(Stored data entries)
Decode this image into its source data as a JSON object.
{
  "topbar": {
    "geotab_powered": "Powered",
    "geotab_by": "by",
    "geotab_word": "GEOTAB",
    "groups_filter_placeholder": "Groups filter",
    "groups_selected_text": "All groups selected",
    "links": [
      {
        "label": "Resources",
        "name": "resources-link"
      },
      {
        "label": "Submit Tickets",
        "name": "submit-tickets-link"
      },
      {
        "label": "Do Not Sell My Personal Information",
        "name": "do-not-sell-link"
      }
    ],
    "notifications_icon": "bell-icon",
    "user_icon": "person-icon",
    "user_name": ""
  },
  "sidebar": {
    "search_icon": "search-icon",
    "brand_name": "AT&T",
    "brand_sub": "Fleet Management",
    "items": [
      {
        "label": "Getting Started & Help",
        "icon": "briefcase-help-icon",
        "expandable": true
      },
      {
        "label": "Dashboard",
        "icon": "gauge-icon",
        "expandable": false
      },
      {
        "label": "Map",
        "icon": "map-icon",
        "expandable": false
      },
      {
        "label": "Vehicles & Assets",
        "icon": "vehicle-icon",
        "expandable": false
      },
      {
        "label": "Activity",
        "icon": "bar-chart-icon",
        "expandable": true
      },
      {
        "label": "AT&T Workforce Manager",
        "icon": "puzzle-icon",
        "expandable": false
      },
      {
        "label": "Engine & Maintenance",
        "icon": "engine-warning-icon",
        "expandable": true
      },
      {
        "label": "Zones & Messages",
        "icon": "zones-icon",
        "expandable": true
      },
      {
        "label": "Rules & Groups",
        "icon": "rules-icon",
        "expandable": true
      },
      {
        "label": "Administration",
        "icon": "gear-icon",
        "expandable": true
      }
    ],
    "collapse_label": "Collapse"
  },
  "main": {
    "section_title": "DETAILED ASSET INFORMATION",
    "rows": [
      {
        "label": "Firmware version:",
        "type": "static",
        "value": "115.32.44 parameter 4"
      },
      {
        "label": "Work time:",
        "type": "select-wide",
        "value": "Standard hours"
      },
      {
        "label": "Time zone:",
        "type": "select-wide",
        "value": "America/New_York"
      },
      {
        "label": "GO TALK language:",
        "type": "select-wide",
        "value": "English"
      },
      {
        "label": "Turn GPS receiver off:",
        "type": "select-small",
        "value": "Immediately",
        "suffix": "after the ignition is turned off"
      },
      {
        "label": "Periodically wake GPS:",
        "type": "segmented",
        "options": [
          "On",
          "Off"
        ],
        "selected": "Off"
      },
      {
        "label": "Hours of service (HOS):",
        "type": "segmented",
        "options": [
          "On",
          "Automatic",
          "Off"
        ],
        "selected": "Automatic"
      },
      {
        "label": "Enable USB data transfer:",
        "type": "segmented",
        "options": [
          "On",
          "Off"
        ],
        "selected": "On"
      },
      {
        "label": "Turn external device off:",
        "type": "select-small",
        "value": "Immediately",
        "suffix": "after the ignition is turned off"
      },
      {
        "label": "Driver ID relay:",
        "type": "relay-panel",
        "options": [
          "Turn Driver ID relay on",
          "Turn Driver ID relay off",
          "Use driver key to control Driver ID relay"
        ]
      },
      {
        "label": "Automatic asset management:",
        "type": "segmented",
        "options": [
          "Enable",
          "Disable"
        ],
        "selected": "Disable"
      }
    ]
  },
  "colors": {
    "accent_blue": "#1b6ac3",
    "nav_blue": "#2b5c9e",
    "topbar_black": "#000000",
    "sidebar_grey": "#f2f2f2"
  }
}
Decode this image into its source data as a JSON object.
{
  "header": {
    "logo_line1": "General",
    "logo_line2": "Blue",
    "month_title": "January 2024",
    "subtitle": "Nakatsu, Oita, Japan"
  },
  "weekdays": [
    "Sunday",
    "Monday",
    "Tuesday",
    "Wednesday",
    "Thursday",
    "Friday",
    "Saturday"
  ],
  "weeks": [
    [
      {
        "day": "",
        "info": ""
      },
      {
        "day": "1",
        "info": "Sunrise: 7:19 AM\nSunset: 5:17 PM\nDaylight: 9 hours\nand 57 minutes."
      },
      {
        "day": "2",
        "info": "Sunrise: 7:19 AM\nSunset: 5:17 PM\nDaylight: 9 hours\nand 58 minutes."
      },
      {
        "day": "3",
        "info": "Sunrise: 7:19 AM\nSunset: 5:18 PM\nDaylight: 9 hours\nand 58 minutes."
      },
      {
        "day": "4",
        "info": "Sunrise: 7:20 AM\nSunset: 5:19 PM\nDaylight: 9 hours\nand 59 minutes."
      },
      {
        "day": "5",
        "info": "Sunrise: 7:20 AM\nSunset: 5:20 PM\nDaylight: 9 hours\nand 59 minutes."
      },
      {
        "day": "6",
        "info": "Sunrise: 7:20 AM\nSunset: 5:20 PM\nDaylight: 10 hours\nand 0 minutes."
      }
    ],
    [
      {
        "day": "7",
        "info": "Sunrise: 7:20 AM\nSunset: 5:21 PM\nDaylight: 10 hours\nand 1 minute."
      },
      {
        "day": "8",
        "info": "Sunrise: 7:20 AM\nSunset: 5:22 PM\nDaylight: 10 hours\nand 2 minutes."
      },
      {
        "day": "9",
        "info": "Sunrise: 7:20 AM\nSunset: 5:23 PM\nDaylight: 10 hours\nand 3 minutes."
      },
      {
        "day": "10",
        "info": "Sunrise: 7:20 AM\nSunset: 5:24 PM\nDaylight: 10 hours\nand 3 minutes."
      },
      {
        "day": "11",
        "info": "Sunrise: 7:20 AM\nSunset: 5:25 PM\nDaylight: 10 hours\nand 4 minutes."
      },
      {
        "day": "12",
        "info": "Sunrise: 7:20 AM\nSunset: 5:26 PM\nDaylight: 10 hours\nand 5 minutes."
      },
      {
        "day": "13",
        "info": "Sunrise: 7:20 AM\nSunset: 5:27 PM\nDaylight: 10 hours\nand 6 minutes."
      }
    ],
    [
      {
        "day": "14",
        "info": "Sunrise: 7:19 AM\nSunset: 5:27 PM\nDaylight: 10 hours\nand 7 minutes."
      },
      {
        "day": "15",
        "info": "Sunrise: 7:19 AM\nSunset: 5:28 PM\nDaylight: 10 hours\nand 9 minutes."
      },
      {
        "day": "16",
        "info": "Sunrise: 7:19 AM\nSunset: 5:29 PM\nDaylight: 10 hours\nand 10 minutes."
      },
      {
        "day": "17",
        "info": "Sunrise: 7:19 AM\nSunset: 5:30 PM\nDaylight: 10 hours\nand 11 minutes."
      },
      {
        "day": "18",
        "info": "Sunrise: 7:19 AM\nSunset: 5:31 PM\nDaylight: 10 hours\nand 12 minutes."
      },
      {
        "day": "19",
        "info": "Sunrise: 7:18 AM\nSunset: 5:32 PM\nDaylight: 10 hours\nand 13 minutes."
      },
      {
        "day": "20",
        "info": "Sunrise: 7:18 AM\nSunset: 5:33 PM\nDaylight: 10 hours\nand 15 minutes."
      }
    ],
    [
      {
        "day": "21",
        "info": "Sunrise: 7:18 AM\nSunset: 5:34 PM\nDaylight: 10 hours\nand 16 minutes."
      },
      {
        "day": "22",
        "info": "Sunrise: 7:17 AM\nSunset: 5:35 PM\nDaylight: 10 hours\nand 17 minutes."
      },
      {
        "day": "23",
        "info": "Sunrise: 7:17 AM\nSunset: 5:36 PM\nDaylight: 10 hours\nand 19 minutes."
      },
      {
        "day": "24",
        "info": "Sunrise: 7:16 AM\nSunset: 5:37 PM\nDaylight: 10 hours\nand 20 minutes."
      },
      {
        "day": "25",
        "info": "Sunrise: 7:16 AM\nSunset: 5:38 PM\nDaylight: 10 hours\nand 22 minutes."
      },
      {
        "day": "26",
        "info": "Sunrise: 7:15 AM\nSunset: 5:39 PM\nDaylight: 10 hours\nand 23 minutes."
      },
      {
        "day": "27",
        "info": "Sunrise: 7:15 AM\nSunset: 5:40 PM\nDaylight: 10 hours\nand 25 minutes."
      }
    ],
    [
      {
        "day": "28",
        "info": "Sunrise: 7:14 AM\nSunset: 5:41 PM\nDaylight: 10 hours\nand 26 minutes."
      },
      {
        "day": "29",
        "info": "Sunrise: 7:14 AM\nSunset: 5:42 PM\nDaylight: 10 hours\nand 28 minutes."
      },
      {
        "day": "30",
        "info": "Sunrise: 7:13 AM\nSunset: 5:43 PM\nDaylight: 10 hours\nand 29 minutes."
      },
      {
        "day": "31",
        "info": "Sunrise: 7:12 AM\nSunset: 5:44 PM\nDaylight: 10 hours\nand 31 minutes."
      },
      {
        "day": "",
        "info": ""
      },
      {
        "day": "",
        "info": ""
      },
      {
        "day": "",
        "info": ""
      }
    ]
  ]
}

Goal
Using the entries above, find all lines with "Driver". Copy them.

Solution to this problem
        "label": "Driver ID relay:",
          "Turn Driver ID relay on",
          "Turn Driver ID relay off",
          "Use driver key to control Driver ID relay"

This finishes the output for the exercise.